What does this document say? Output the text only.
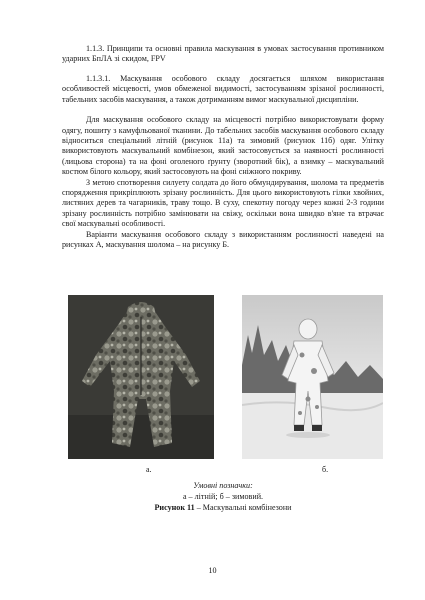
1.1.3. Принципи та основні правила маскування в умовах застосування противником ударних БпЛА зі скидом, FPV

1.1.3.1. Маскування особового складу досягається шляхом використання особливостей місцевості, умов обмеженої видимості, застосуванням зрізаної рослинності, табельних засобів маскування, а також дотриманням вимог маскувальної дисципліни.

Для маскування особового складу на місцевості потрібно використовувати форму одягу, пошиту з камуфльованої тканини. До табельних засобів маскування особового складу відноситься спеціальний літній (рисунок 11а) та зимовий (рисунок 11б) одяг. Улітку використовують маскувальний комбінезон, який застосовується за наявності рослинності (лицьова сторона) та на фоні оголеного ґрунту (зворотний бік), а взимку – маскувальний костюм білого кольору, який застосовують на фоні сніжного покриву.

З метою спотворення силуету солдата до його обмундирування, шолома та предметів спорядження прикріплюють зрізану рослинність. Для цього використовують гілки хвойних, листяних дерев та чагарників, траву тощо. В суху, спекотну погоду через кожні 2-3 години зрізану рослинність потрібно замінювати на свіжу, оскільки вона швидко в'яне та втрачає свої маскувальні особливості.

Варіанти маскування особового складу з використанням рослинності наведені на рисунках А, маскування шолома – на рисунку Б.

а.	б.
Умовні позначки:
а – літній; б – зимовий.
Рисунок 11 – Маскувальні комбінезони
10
□ □ □ □ □
* **DIRECTIONS**
The records shown above are to be repeated exactly, with the pictures left out.

* **THE RESULT**
What does this document say? Output the text only.
1.1.3. Принципи та основні правила маскування в умовах застосування противником ударних БпЛА зі скидом, FPV

1.1.3.1. Маскування особового складу досягається шляхом використання особливостей місцевості, умов обмеженої видимості, застосуванням зрізаної рослинності, табельних засобів маскування, а також дотриманням вимог маскувальної дисципліни.

Для маскування особового складу на місцевості потрібно використовувати форму одягу, пошиту з камуфльованої тканини. До табельних засобів маскування особового складу відноситься спеціальний літній (рисунок 11а) та зимовий (рисунок 11б) одяг. Улітку використовують маскувальний комбінезон, який застосовується за наявності рослинності (лицьова сторона) та на фоні оголеного ґрунту (зворотний бік), а взимку – маскувальний костюм білого кольору, який застосовують на фоні сніжного покриву.

З метою спотворення силуету солдата до його обмундирування, шолома та предметів спорядження прикріплюють зрізану рослинність. Для цього використовують гілки хвойних, листяних дерев та чагарників, траву тощо. В суху, спекотну погоду через кожні 2-3 години зрізану рослинність потрібно замінювати на свіжу, оскільки вона швидко в'яне та втрачає свої маскувальні особливості.

Варіанти маскування особового складу з використанням рослинності наведені на рисунках А, маскування шолома – на рисунку Б.

а.	б.
Умовні позначки:
а – літній; б – зимовий.
Рисунок 11 – Маскувальні комбінезони
10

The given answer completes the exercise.